▶ _Directions for this task_
Exclude all pictures, then copy each of the records exactly as written.

▶ _Input records_
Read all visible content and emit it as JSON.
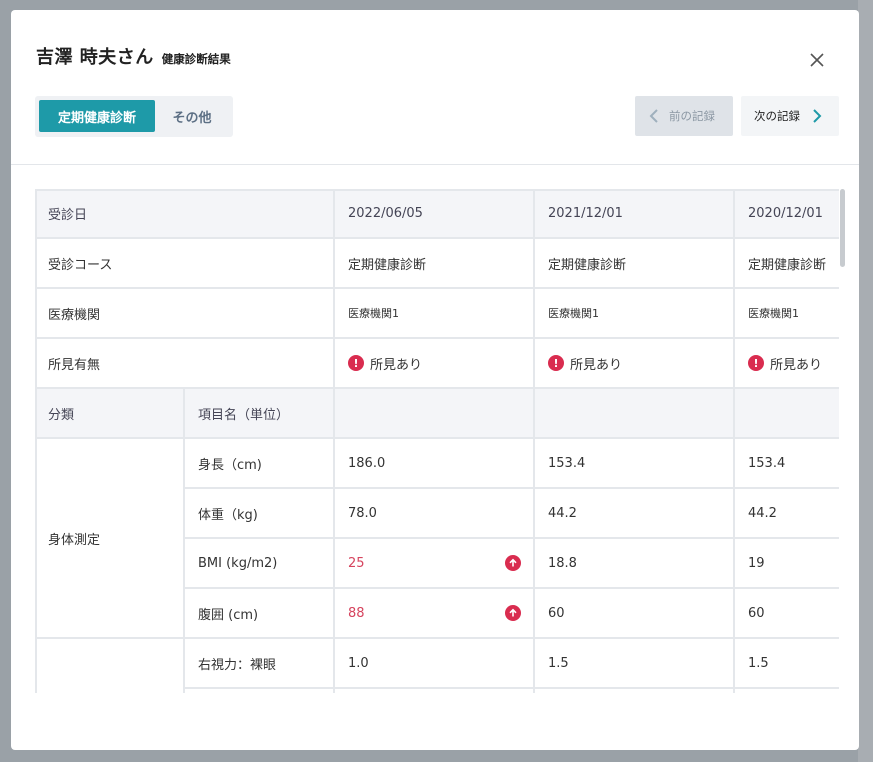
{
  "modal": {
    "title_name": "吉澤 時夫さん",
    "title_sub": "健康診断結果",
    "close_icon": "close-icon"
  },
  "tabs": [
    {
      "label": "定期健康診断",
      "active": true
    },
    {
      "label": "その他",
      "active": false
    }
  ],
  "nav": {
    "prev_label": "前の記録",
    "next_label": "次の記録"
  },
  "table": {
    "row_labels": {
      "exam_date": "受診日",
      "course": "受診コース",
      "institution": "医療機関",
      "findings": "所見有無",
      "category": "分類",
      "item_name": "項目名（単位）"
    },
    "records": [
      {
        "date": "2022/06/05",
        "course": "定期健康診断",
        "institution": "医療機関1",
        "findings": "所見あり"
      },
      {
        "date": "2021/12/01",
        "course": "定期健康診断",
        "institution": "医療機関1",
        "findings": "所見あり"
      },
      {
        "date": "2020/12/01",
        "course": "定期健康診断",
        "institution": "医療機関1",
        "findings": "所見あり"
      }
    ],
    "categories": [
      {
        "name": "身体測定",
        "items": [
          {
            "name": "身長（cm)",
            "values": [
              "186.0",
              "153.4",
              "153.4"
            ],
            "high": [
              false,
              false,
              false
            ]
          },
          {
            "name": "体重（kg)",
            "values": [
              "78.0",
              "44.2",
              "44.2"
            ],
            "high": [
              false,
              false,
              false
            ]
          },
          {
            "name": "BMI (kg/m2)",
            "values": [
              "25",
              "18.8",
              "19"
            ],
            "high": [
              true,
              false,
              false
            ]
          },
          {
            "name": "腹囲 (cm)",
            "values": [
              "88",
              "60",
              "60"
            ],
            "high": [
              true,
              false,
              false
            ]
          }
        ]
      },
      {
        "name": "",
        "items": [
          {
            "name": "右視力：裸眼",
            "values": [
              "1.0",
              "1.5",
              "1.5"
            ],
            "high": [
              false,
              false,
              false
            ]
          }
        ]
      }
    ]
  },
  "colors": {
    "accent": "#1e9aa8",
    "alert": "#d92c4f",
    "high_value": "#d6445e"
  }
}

▶ _Solution for this task_
Read all visible content and emit it as JSON.
{
  "modal": {
    "title_name": "吉澤 時夫さん",
    "title_sub": "健康診断結果",
    "close_icon": "close-icon"
  },
  "tabs": [
    {
      "label": "定期健康診断",
      "active": true
    },
    {
      "label": "その他",
      "active": false
    }
  ],
  "nav": {
    "prev_label": "前の記録",
    "next_label": "次の記録"
  },
  "table": {
    "row_labels": {
      "exam_date": "受診日",
      "course": "受診コース",
      "institution": "医療機関",
      "findings": "所見有無",
      "category": "分類",
      "item_name": "項目名（単位）"
    },
    "records": [
      {
        "date": "2022/06/05",
        "course": "定期健康診断",
        "institution": "医療機関1",
        "findings": "所見あり"
      },
      {
        "date": "2021/12/01",
        "course": "定期健康診断",
        "institution": "医療機関1",
        "findings": "所見あり"
      },
      {
        "date": "2020/12/01",
        "course": "定期健康診断",
        "institution": "医療機関1",
        "findings": "所見あり"
      }
    ],
    "categories": [
      {
        "name": "身体測定",
        "items": [
          {
            "name": "身長（cm)",
            "values": [
              "186.0",
              "153.4",
              "153.4"
            ],
            "high": [
              false,
              false,
              false
            ]
          },
          {
            "name": "体重（kg)",
            "values": [
              "78.0",
              "44.2",
              "44.2"
            ],
            "high": [
              false,
              false,
              false
            ]
          },
          {
            "name": "BMI (kg/m2)",
            "values": [
              "25",
              "18.8",
              "19"
            ],
            "high": [
              true,
              false,
              false
            ]
          },
          {
            "name": "腹囲 (cm)",
            "values": [
              "88",
              "60",
              "60"
            ],
            "high": [
              true,
              false,
              false
            ]
          }
        ]
      },
      {
        "name": "",
        "items": [
          {
            "name": "右視力：裸眼",
            "values": [
              "1.0",
              "1.5",
              "1.5"
            ],
            "high": [
              false,
              false,
              false
            ]
          }
        ]
      }
    ]
  },
  "colors": {
    "accent": "#1e9aa8",
    "alert": "#d92c4f",
    "high_value": "#d6445e"
  }
}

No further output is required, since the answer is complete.